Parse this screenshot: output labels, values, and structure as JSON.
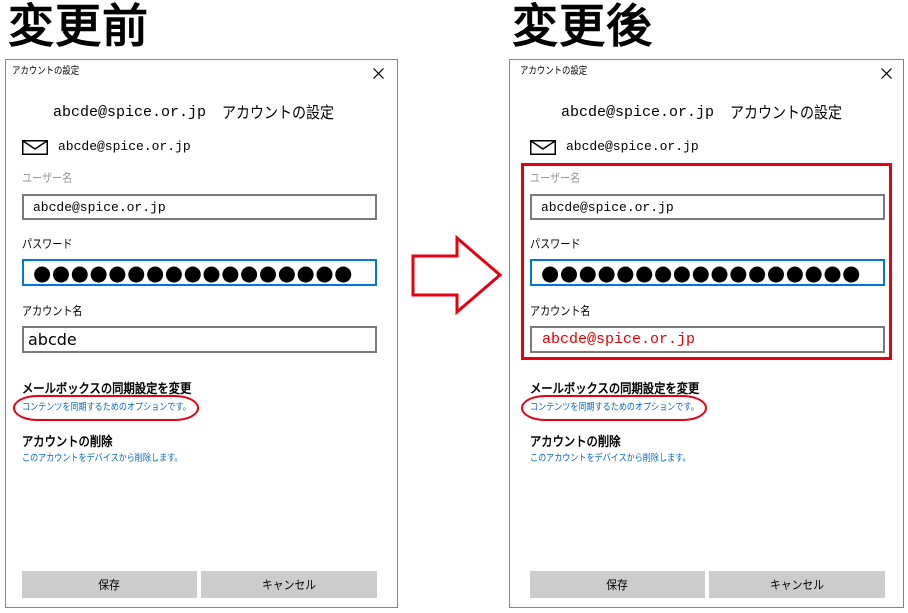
{
  "colors": {
    "annotation_red": "#e60012",
    "link_blue": "#0066cc",
    "focus_blue": "#0078d7",
    "window_border": "#4f8ed8",
    "button_gray": "#cccccc",
    "label_gray": "#999999",
    "changed_value_red": "#e60000"
  },
  "icons": {
    "close": "close-icon",
    "mail": "mail-icon",
    "arrow": "right-arrow-icon"
  },
  "panels": [
    {
      "heading": "変更前",
      "dialog": {
        "window_title": "アカウントの設定",
        "header_account": "abcde@spice.or.jp",
        "header_title": "アカウントの設定",
        "email": "abcde@spice.or.jp",
        "username": {
          "label": "ユーザー名",
          "value": "abcde@spice.or.jp"
        },
        "password": {
          "label": "パスワード",
          "value": "●●●●●●●●●●●●●●●●●"
        },
        "account_name": {
          "label": "アカウント名",
          "value": "abcde"
        },
        "sync": {
          "title": "メールボックスの同期設定を変更",
          "link": "コンテンツを同期するためのオプションです。"
        },
        "delete": {
          "title": "アカウントの削除",
          "link": "このアカウントをデバイスから削除します。"
        },
        "buttons": {
          "save": "保存",
          "cancel": "キャンセル"
        }
      }
    },
    {
      "heading": "変更後",
      "dialog": {
        "window_title": "アカウントの設定",
        "header_account": "abcde@spice.or.jp",
        "header_title": "アカウントの設定",
        "email": "abcde@spice.or.jp",
        "username": {
          "label": "ユーザー名",
          "value": "abcde@spice.or.jp"
        },
        "password": {
          "label": "パスワード",
          "value": "●●●●●●●●●●●●●●●●●"
        },
        "account_name": {
          "label": "アカウント名",
          "value": "abcde@spice.or.jp"
        },
        "sync": {
          "title": "メールボックスの同期設定を変更",
          "link": "コンテンツを同期するためのオプションです。"
        },
        "delete": {
          "title": "アカウントの削除",
          "link": "このアカウントをデバイスから削除します。"
        },
        "buttons": {
          "save": "保存",
          "cancel": "キャンセル"
        }
      }
    }
  ]
}
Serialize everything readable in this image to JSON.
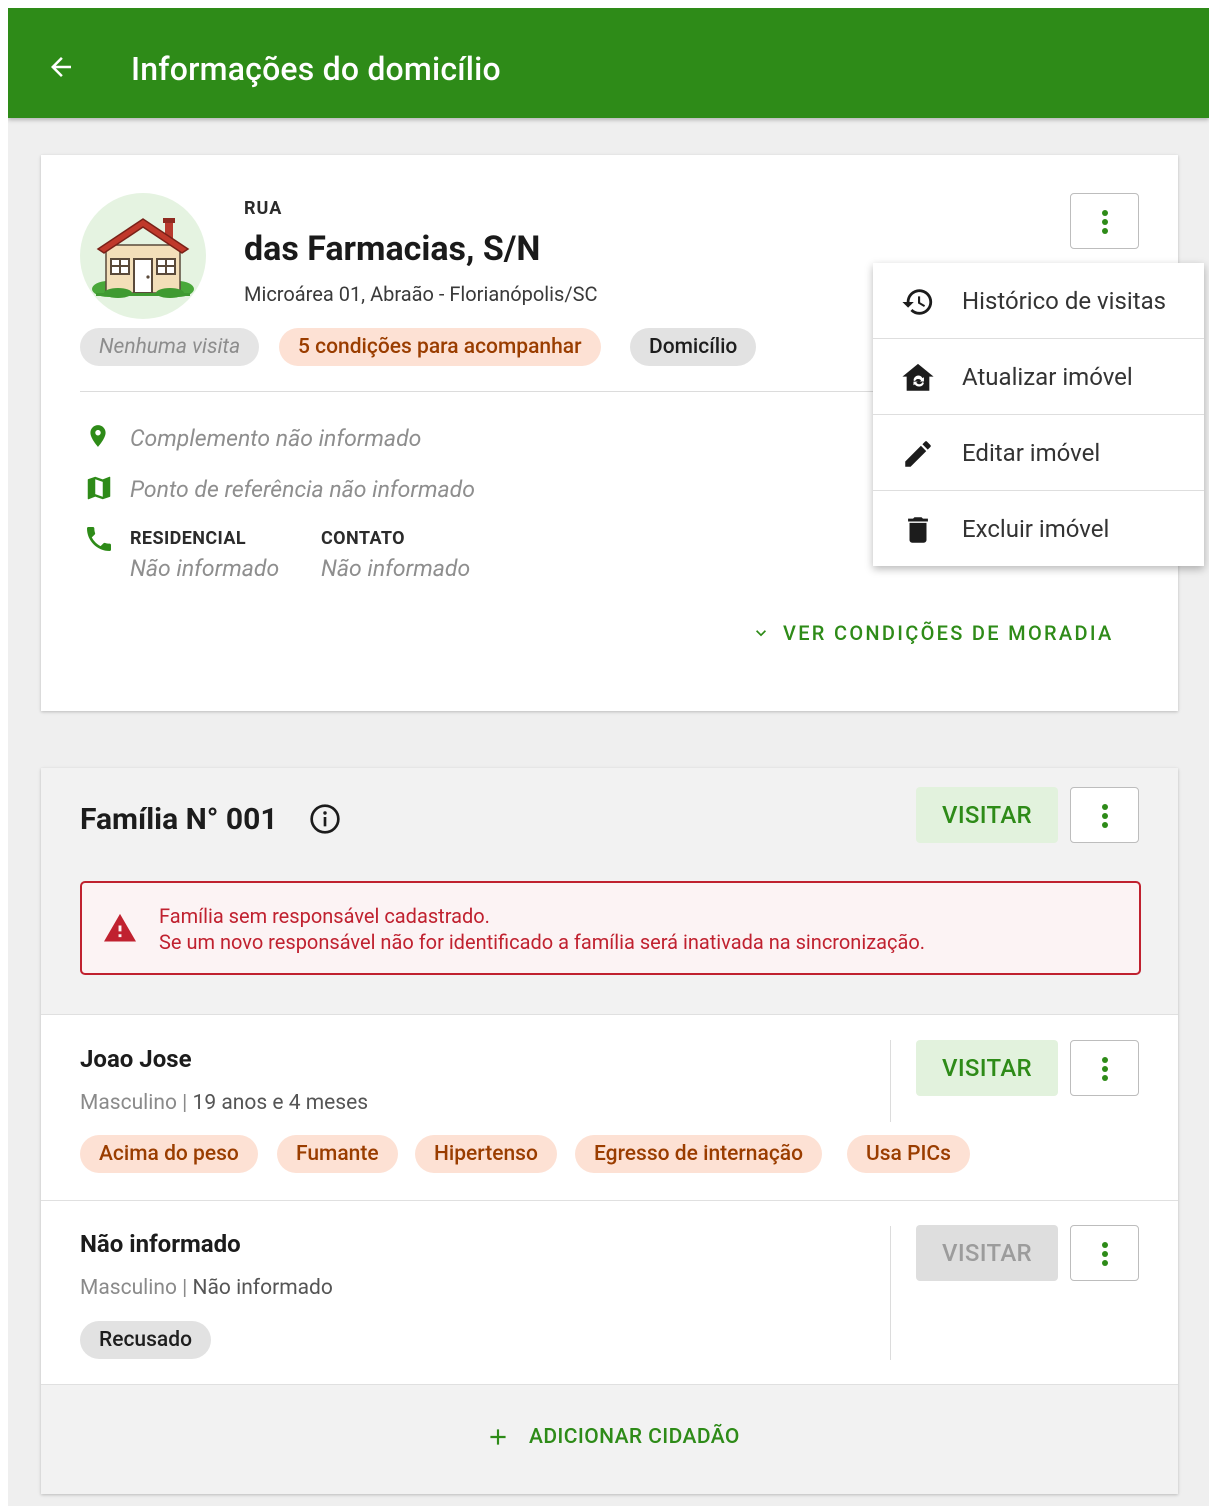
{
  "appbar": {
    "title": "Informações do domicílio",
    "back_icon": "arrow-left-icon",
    "color": "#2e8b18"
  },
  "address": {
    "street_type": "RUA",
    "street_name": "das Farmacias, S/N",
    "subtitle": "Microárea 01, Abraão - Florianópolis/SC",
    "chips": [
      {
        "label": "Nenhuma visita",
        "style": "grey-italic"
      },
      {
        "label": "5 condições para acompanhar",
        "style": "orange"
      },
      {
        "label": "Domicílio",
        "style": "grey"
      }
    ],
    "complemento": "Complemento não informado",
    "referencia": "Ponto de referência não informado",
    "phone": {
      "residencial_label": "RESIDENCIAL",
      "residencial_value": "Não informado",
      "contato_label": "CONTATO",
      "contato_value": "Não informado"
    },
    "ver_condicoes": "VER CONDIÇÕES DE MORADIA"
  },
  "menu": {
    "items": [
      {
        "label": "Histórico de visitas",
        "icon": "history-icon"
      },
      {
        "label": "Atualizar imóvel",
        "icon": "house-sync-icon"
      },
      {
        "label": "Editar imóvel",
        "icon": "pencil-icon"
      },
      {
        "label": "Excluir imóvel",
        "icon": "trash-icon"
      }
    ]
  },
  "family": {
    "title": "Família N° 001",
    "visit_label": "VISITAR",
    "alert": {
      "line1": "Família sem responsável cadastrado.",
      "line2": "Se um novo responsável não for identificado a família será inativada na sincronização."
    },
    "members": [
      {
        "name": "Joao Jose",
        "sex": "Masculino",
        "age": "19 anos e 4 meses",
        "visit_label": "VISITAR",
        "visit_enabled": true,
        "tags": [
          "Acima do peso",
          "Fumante",
          "Hipertenso",
          "Egresso de internação",
          "Usa PICs"
        ]
      },
      {
        "name": "Não informado",
        "sex": "Masculino",
        "age": "Não informado",
        "visit_label": "VISITAR",
        "visit_enabled": false,
        "tags": [
          "Recusado"
        ]
      }
    ],
    "add_label": "ADICIONAR CIDADÃO"
  },
  "colors": {
    "primary": "#2e8b18",
    "alert": "#c0212f",
    "chip_orange_bg": "#fde1d4",
    "chip_orange_text": "#9a3d00"
  }
}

» **Requirements**
Write the records out once more, exactly as they appear, with no pictures.

» **Exercise solution**
Parse this screenshot: output labels, values, and structure as JSON.
{
  "colors": {
    "annotation_red": "#e60012",
    "link_blue": "#0066cc",
    "focus_blue": "#0078d7",
    "window_border": "#4f8ed8",
    "button_gray": "#cccccc",
    "label_gray": "#999999",
    "changed_value_red": "#e60000"
  },
  "icons": {
    "close": "close-icon",
    "mail": "mail-icon",
    "arrow": "right-arrow-icon"
  },
  "panels": [
    {
      "heading": "変更前",
      "dialog": {
        "window_title": "アカウントの設定",
        "header_account": "abcde@spice.or.jp",
        "header_title": "アカウントの設定",
        "email": "abcde@spice.or.jp",
        "username": {
          "label": "ユーザー名",
          "value": "abcde@spice.or.jp"
        },
        "password": {
          "label": "パスワード",
          "value": "●●●●●●●●●●●●●●●●●"
        },
        "account_name": {
          "label": "アカウント名",
          "value": "abcde"
        },
        "sync": {
          "title": "メールボックスの同期設定を変更",
          "link": "コンテンツを同期するためのオプションです。"
        },
        "delete": {
          "title": "アカウントの削除",
          "link": "このアカウントをデバイスから削除します。"
        },
        "buttons": {
          "save": "保存",
          "cancel": "キャンセル"
        }
      }
    },
    {
      "heading": "変更後",
      "dialog": {
        "window_title": "アカウントの設定",
        "header_account": "abcde@spice.or.jp",
        "header_title": "アカウントの設定",
        "email": "abcde@spice.or.jp",
        "username": {
          "label": "ユーザー名",
          "value": "abcde@spice.or.jp"
        },
        "password": {
          "label": "パスワード",
          "value": "●●●●●●●●●●●●●●●●●"
        },
        "account_name": {
          "label": "アカウント名",
          "value": "abcde@spice.or.jp"
        },
        "sync": {
          "title": "メールボックスの同期設定を変更",
          "link": "コンテンツを同期するためのオプションです。"
        },
        "delete": {
          "title": "アカウントの削除",
          "link": "このアカウントをデバイスから削除します。"
        },
        "buttons": {
          "save": "保存",
          "cancel": "キャンセル"
        }
      }
    }
  ]
}
Serialize everything readable in this image to JSON.
{
  "appbar": {
    "title": "Informações do domicílio",
    "back_icon": "arrow-left-icon",
    "color": "#2e8b18"
  },
  "address": {
    "street_type": "RUA",
    "street_name": "das Farmacias, S/N",
    "subtitle": "Microárea 01, Abraão - Florianópolis/SC",
    "chips": [
      {
        "label": "Nenhuma visita",
        "style": "grey-italic"
      },
      {
        "label": "5 condições para acompanhar",
        "style": "orange"
      },
      {
        "label": "Domicílio",
        "style": "grey"
      }
    ],
    "complemento": "Complemento não informado",
    "referencia": "Ponto de referência não informado",
    "phone": {
      "residencial_label": "RESIDENCIAL",
      "residencial_value": "Não informado",
      "contato_label": "CONTATO",
      "contato_value": "Não informado"
    },
    "ver_condicoes": "VER CONDIÇÕES DE MORADIA"
  },
  "menu": {
    "items": [
      {
        "label": "Histórico de visitas",
        "icon": "history-icon"
      },
      {
        "label": "Atualizar imóvel",
        "icon": "house-sync-icon"
      },
      {
        "label": "Editar imóvel",
        "icon": "pencil-icon"
      },
      {
        "label": "Excluir imóvel",
        "icon": "trash-icon"
      }
    ]
  },
  "family": {
    "title": "Família N° 001",
    "visit_label": "VISITAR",
    "alert": {
      "line1": "Família sem responsável cadastrado.",
      "line2": "Se um novo responsável não for identificado a família será inativada na sincronização."
    },
    "members": [
      {
        "name": "Joao Jose",
        "sex": "Masculino",
        "age": "19 anos e 4 meses",
        "visit_label": "VISITAR",
        "visit_enabled": true,
        "tags": [
          "Acima do peso",
          "Fumante",
          "Hipertenso",
          "Egresso de internação",
          "Usa PICs"
        ]
      },
      {
        "name": "Não informado",
        "sex": "Masculino",
        "age": "Não informado",
        "visit_label": "VISITAR",
        "visit_enabled": false,
        "tags": [
          "Recusado"
        ]
      }
    ],
    "add_label": "ADICIONAR CIDADÃO"
  },
  "colors": {
    "primary": "#2e8b18",
    "alert": "#c0212f",
    "chip_orange_bg": "#fde1d4",
    "chip_orange_text": "#9a3d00"
  }
}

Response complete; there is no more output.